What the exercise asks =
Can you transcribe every entry word for word, skipping the images?

Exercise inputs =
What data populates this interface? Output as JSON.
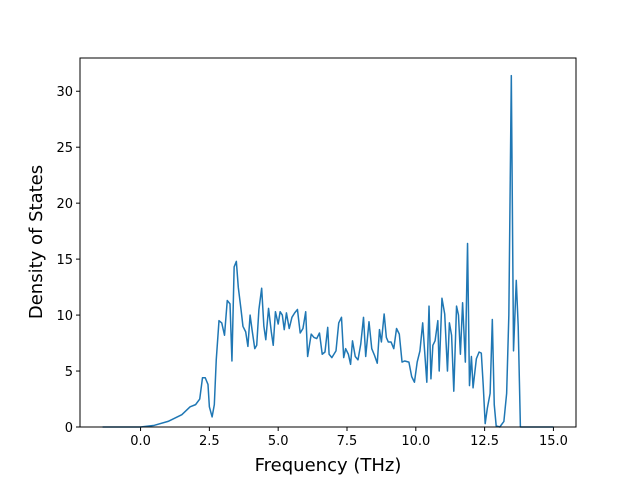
{
  "chart_data": {
    "type": "line",
    "xlabel": "Frequency (THz)",
    "ylabel": "Density of States",
    "color": "#1f77b4",
    "x": [
      -1.38,
      0,
      0.5,
      1.0,
      1.5,
      1.8,
      2.0,
      2.15,
      2.25,
      2.35,
      2.45,
      2.5,
      2.6,
      2.68,
      2.75,
      2.85,
      2.95,
      3.05,
      3.15,
      3.25,
      3.32,
      3.4,
      3.48,
      3.55,
      3.65,
      3.72,
      3.82,
      3.9,
      3.98,
      4.05,
      4.15,
      4.22,
      4.3,
      4.4,
      4.48,
      4.55,
      4.65,
      4.75,
      4.82,
      4.9,
      5.0,
      5.07,
      5.15,
      5.22,
      5.3,
      5.4,
      5.5,
      5.6,
      5.7,
      5.8,
      5.9,
      6.0,
      6.07,
      6.2,
      6.3,
      6.4,
      6.5,
      6.6,
      6.7,
      6.8,
      6.85,
      6.95,
      7.1,
      7.2,
      7.3,
      7.38,
      7.45,
      7.55,
      7.63,
      7.7,
      7.8,
      7.9,
      8.0,
      8.1,
      8.18,
      8.3,
      8.4,
      8.5,
      8.6,
      8.68,
      8.75,
      8.85,
      8.93,
      9.0,
      9.1,
      9.2,
      9.3,
      9.4,
      9.5,
      9.6,
      9.75,
      9.85,
      9.95,
      10.05,
      10.15,
      10.25,
      10.32,
      10.4,
      10.48,
      10.55,
      10.62,
      10.7,
      10.8,
      10.85,
      10.95,
      11.05,
      11.15,
      11.22,
      11.3,
      11.38,
      11.48,
      11.55,
      11.62,
      11.7,
      11.8,
      11.88,
      11.95,
      12.02,
      12.08,
      12.2,
      12.3,
      12.38,
      12.45,
      12.52,
      12.6,
      12.7,
      12.78,
      12.85,
      12.92,
      13.05,
      13.2,
      13.3,
      13.38,
      13.47,
      13.55,
      13.65,
      13.72,
      13.8,
      14.0,
      15.0
    ],
    "values": [
      0,
      0,
      0.15,
      0.5,
      1.1,
      1.8,
      2.0,
      2.5,
      4.4,
      4.4,
      3.8,
      1.8,
      0.9,
      2.0,
      6.0,
      9.5,
      9.3,
      8.2,
      11.3,
      11.0,
      5.9,
      14.3,
      14.8,
      12.5,
      10.5,
      9.0,
      8.5,
      7.2,
      10.0,
      8.7,
      7.0,
      7.3,
      10.5,
      12.4,
      9.0,
      7.8,
      10.6,
      8.5,
      7.3,
      10.3,
      9.2,
      10.3,
      10.0,
      8.7,
      10.2,
      8.8,
      9.8,
      10.2,
      10.5,
      8.4,
      8.8,
      10.3,
      6.3,
      8.3,
      8.0,
      7.9,
      8.4,
      6.5,
      6.7,
      8.9,
      6.5,
      6.2,
      6.8,
      9.3,
      9.8,
      6.2,
      7.0,
      6.5,
      5.6,
      7.7,
      6.3,
      6.0,
      7.4,
      9.8,
      6.3,
      9.4,
      7.0,
      6.4,
      5.7,
      8.7,
      7.6,
      10.1,
      8.0,
      7.6,
      7.6,
      7.0,
      8.8,
      8.3,
      5.8,
      5.9,
      5.8,
      4.5,
      4.0,
      5.8,
      6.8,
      9.3,
      6.8,
      4.0,
      10.8,
      4.3,
      7.3,
      7.7,
      9.5,
      5.0,
      11.5,
      10.1,
      5.0,
      9.3,
      8.2,
      3.2,
      10.8,
      10.0,
      6.5,
      11.1,
      5.8,
      16.4,
      3.7,
      6.3,
      3.5,
      6.1,
      6.7,
      6.6,
      3.7,
      0.3,
      1.7,
      3.0,
      9.6,
      2.0,
      0.1,
      0,
      0.5,
      3.0,
      10.0,
      31.4,
      6.8,
      13.1,
      9.0,
      0,
      0,
      0
    ],
    "xlim": [
      -2.2,
      15.82
    ],
    "ylim": [
      0,
      32.97
    ],
    "xticks": [
      {
        "value": 0,
        "label": "0.0"
      },
      2.5,
      {
        "value": 5,
        "label": "5.0"
      },
      7.5,
      {
        "value": 10,
        "label": "10.0"
      },
      12.5,
      {
        "value": 15,
        "label": "15.0"
      }
    ],
    "yticks": [
      0,
      5,
      10,
      15,
      20,
      25,
      30
    ]
  }
}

Response to this task =
What data populates this interface? Output as JSON.
{
  "chart_data": {
    "type": "line",
    "xlabel": "Frequency (THz)",
    "ylabel": "Density of States",
    "color": "#1f77b4",
    "x": [
      -1.38,
      0,
      0.5,
      1.0,
      1.5,
      1.8,
      2.0,
      2.15,
      2.25,
      2.35,
      2.45,
      2.5,
      2.6,
      2.68,
      2.75,
      2.85,
      2.95,
      3.05,
      3.15,
      3.25,
      3.32,
      3.4,
      3.48,
      3.55,
      3.65,
      3.72,
      3.82,
      3.9,
      3.98,
      4.05,
      4.15,
      4.22,
      4.3,
      4.4,
      4.48,
      4.55,
      4.65,
      4.75,
      4.82,
      4.9,
      5.0,
      5.07,
      5.15,
      5.22,
      5.3,
      5.4,
      5.5,
      5.6,
      5.7,
      5.8,
      5.9,
      6.0,
      6.07,
      6.2,
      6.3,
      6.4,
      6.5,
      6.6,
      6.7,
      6.8,
      6.85,
      6.95,
      7.1,
      7.2,
      7.3,
      7.38,
      7.45,
      7.55,
      7.63,
      7.7,
      7.8,
      7.9,
      8.0,
      8.1,
      8.18,
      8.3,
      8.4,
      8.5,
      8.6,
      8.68,
      8.75,
      8.85,
      8.93,
      9.0,
      9.1,
      9.2,
      9.3,
      9.4,
      9.5,
      9.6,
      9.75,
      9.85,
      9.95,
      10.05,
      10.15,
      10.25,
      10.32,
      10.4,
      10.48,
      10.55,
      10.62,
      10.7,
      10.8,
      10.85,
      10.95,
      11.05,
      11.15,
      11.22,
      11.3,
      11.38,
      11.48,
      11.55,
      11.62,
      11.7,
      11.8,
      11.88,
      11.95,
      12.02,
      12.08,
      12.2,
      12.3,
      12.38,
      12.45,
      12.52,
      12.6,
      12.7,
      12.78,
      12.85,
      12.92,
      13.05,
      13.2,
      13.3,
      13.38,
      13.47,
      13.55,
      13.65,
      13.72,
      13.8,
      14.0,
      15.0
    ],
    "values": [
      0,
      0,
      0.15,
      0.5,
      1.1,
      1.8,
      2.0,
      2.5,
      4.4,
      4.4,
      3.8,
      1.8,
      0.9,
      2.0,
      6.0,
      9.5,
      9.3,
      8.2,
      11.3,
      11.0,
      5.9,
      14.3,
      14.8,
      12.5,
      10.5,
      9.0,
      8.5,
      7.2,
      10.0,
      8.7,
      7.0,
      7.3,
      10.5,
      12.4,
      9.0,
      7.8,
      10.6,
      8.5,
      7.3,
      10.3,
      9.2,
      10.3,
      10.0,
      8.7,
      10.2,
      8.8,
      9.8,
      10.2,
      10.5,
      8.4,
      8.8,
      10.3,
      6.3,
      8.3,
      8.0,
      7.9,
      8.4,
      6.5,
      6.7,
      8.9,
      6.5,
      6.2,
      6.8,
      9.3,
      9.8,
      6.2,
      7.0,
      6.5,
      5.6,
      7.7,
      6.3,
      6.0,
      7.4,
      9.8,
      6.3,
      9.4,
      7.0,
      6.4,
      5.7,
      8.7,
      7.6,
      10.1,
      8.0,
      7.6,
      7.6,
      7.0,
      8.8,
      8.3,
      5.8,
      5.9,
      5.8,
      4.5,
      4.0,
      5.8,
      6.8,
      9.3,
      6.8,
      4.0,
      10.8,
      4.3,
      7.3,
      7.7,
      9.5,
      5.0,
      11.5,
      10.1,
      5.0,
      9.3,
      8.2,
      3.2,
      10.8,
      10.0,
      6.5,
      11.1,
      5.8,
      16.4,
      3.7,
      6.3,
      3.5,
      6.1,
      6.7,
      6.6,
      3.7,
      0.3,
      1.7,
      3.0,
      9.6,
      2.0,
      0.1,
      0,
      0.5,
      3.0,
      10.0,
      31.4,
      6.8,
      13.1,
      9.0,
      0,
      0,
      0
    ],
    "xlim": [
      -2.2,
      15.82
    ],
    "ylim": [
      0,
      32.97
    ],
    "xticks": [
      {
        "value": 0,
        "label": "0.0"
      },
      2.5,
      {
        "value": 5,
        "label": "5.0"
      },
      7.5,
      {
        "value": 10,
        "label": "10.0"
      },
      12.5,
      {
        "value": 15,
        "label": "15.0"
      }
    ],
    "yticks": [
      0,
      5,
      10,
      15,
      20,
      25,
      30
    ]
  }
}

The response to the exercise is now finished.